* [AIM] Copy the data precisely, character for character, and leave out every picture.

Data records
* * * *
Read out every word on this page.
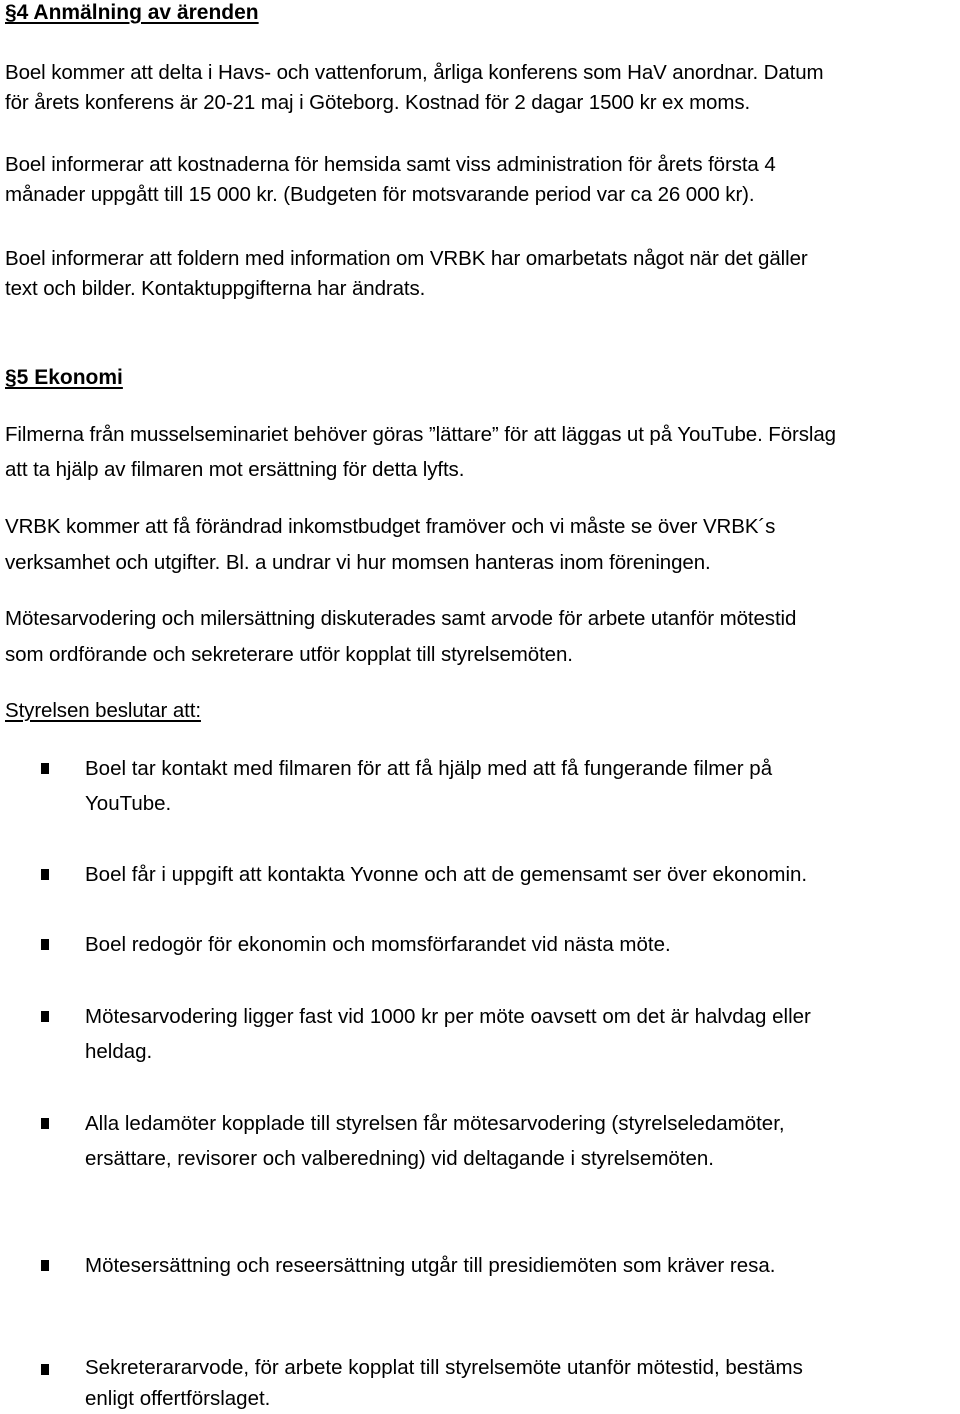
§4 Anmälning av ärenden
Boel kommer att delta i Havs- och vattenforum, årliga konferens som HaV anordnar. Datum
för årets konferens är 20-21 maj i Göteborg. Kostnad för 2 dagar 1500 kr ex moms.
Boel informerar att kostnaderna för hemsida samt viss administration för årets första 4
månader uppgått till 15 000 kr. (Budgeten för motsvarande period var ca 26 000 kr).
Boel informerar att foldern med information om VRBK har omarbetats något när det gäller
text och bilder. Kontaktuppgifterna har ändrats.
§5 Ekonomi
Filmerna från musselseminariet behöver göras ”lättare” för att läggas ut på YouTube. Förslag
att ta hjälp av filmaren mot ersättning för detta lyfts.
VRBK kommer att få förändrad inkomstbudget framöver och vi måste se över VRBK´s
verksamhet och utgifter. Bl. a undrar vi hur momsen hanteras inom föreningen.
Mötesarvodering och milersättning diskuterades samt arvode för arbete utanför mötestid
som ordförande och sekreterare utför kopplat till styrelsemöten.
Styrelsen beslutar att:
Boel tar kontakt med filmaren för att få hjälp med att få fungerande filmer på
YouTube.
Boel får i uppgift att kontakta Yvonne och att de gemensamt ser över ekonomin.
Boel redogör för ekonomin och momsförfarandet vid nästa möte.
Mötesarvodering ligger fast vid 1000 kr per möte oavsett om det är halvdag eller
heldag.
Alla ledamöter kopplade till styrelsen får mötesarvodering (styrelseledamöter,
ersättare, revisorer och valberedning) vid deltagande i styrelsemöten.
Mötesersättning och reseersättning utgår till presidiemöten som kräver resa.
Sekreterararvode, för arbete kopplat till styrelsemöte utanför mötestid, bestäms
enligt offertförslaget.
* * * *
* [EXERCISE RESULT]
Read out every word on this page.
§4 Anmälning av ärenden
Boel kommer att delta i Havs- och vattenforum, årliga konferens som HaV anordnar. Datum
för årets konferens är 20-21 maj i Göteborg. Kostnad för 2 dagar 1500 kr ex moms.
Boel informerar att kostnaderna för hemsida samt viss administration för årets första 4
månader uppgått till 15 000 kr. (Budgeten för motsvarande period var ca 26 000 kr).
Boel informerar att foldern med information om VRBK har omarbetats något när det gäller
text och bilder. Kontaktuppgifterna har ändrats.
§5 Ekonomi
Filmerna från musselseminariet behöver göras ”lättare” för att läggas ut på YouTube. Förslag
att ta hjälp av filmaren mot ersättning för detta lyfts.
VRBK kommer att få förändrad inkomstbudget framöver och vi måste se över VRBK´s
verksamhet och utgifter. Bl. a undrar vi hur momsen hanteras inom föreningen.
Mötesarvodering och milersättning diskuterades samt arvode för arbete utanför mötestid
som ordförande och sekreterare utför kopplat till styrelsemöten.
Styrelsen beslutar att:
Boel tar kontakt med filmaren för att få hjälp med att få fungerande filmer på
YouTube.
Boel får i uppgift att kontakta Yvonne och att de gemensamt ser över ekonomin.
Boel redogör för ekonomin och momsförfarandet vid nästa möte.
Mötesarvodering ligger fast vid 1000 kr per möte oavsett om det är halvdag eller
heldag.
Alla ledamöter kopplade till styrelsen får mötesarvodering (styrelseledamöter,
ersättare, revisorer och valberedning) vid deltagande i styrelsemöten.
Mötesersättning och reseersättning utgår till presidiemöten som kräver resa.
Sekreterararvode, för arbete kopplat till styrelsemöte utanför mötestid, bestäms
enligt offertförslaget.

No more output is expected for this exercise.